Top Customer Reviews
Witnessing the unjust and horrifying execution of her beloved aunt, Jennet devotes her life to overturning the Parliamentary Witchcraft Act. Jennet travels to America where she faces a series of adventures: such as witnessing the Salem witch trials, being abducted by Indians, starting a sensuous love affair with Benjamin Franklin, all before going back to England to meet Newton. On her return to America she is shipwrecked in the Caribbean and is exposed to the local pirates .Reaching her destination, she continues on her quest to disprove the existence of witchcraft.
This is a very complex novel firmly rooted in the facts of early 18th century history during the time of clashes between superstition (theology) and the scientific theories (Enlightenment Science).
All the characters are engaging especially Jennet although fictional she is portrayed with the same passionate involvement in the natural philosophy found in women of that era. She is a formidable heroine: brilliant, sharp-tongues and courageous.

- [Aim 1]
According to the review, what law does Jennet devote her life to overturning?
- [Aim 2]
Print the passage of the review that begins at the words "This is a very" and ends after "sharp-tongues and courageous.".

- [Data extract]
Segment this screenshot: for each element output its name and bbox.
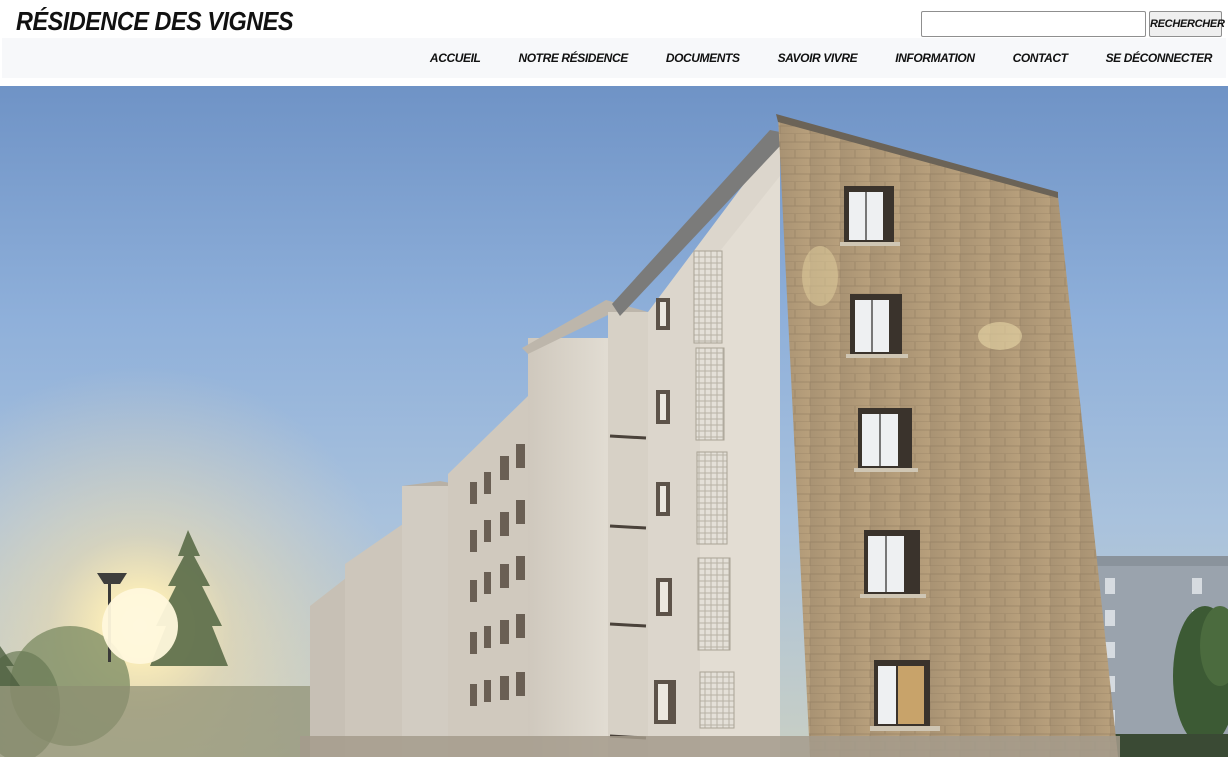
nav-link-documents[interactable]: DOCUMENTS bbox=[647, 51, 759, 65]
search-button[interactable]: RECHERCHER bbox=[1149, 11, 1225, 37]
site-title[interactable]: Résidence des Vignes bbox=[16, 6, 294, 37]
nav-link-notre-residence[interactable]: NOTRE RÉSIDENCE bbox=[499, 51, 646, 65]
search-input[interactable] bbox=[921, 11, 1146, 37]
nav-links: ACCUEIL NOTRE RÉSIDENCE DOCUMENTS SAVOIR… bbox=[411, 38, 1226, 78]
sun bbox=[102, 588, 178, 664]
nav-link-logout[interactable]: SE DÉCONNECTER bbox=[1087, 51, 1226, 65]
nav-link-savoir-vivre[interactable]: SAVOIR VIVRE bbox=[759, 51, 877, 65]
nav-link-information[interactable]: INFORMATION bbox=[876, 51, 993, 65]
nav-link-contact[interactable]: CONTACT bbox=[994, 51, 1087, 65]
nav-link-accueil[interactable]: ACCUEIL bbox=[411, 51, 500, 65]
hero-image bbox=[0, 86, 1228, 757]
hero-building-illustration bbox=[0, 114, 1228, 757]
ground bbox=[300, 736, 1120, 757]
building-brick-gable bbox=[776, 114, 1118, 757]
main-navbar: ACCUEIL NOTRE RÉSIDENCE DOCUMENTS SAVOIR… bbox=[2, 38, 1226, 78]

- [Correct response 1]
The Parliamentary Witchcraft Act.

- [Correct response 2]
This is a very complex novel firmly rooted in the facts of early 18th century history during the time of clashes between superstition (theology) and the scientific theories (Enlightenment Science).
All the characters are engaging especially Jennet although fictional she is portrayed with the same passionate involvement in the natural philosophy found in women of that era. She is a formidable heroine: brilliant, sharp-tongues and courageous.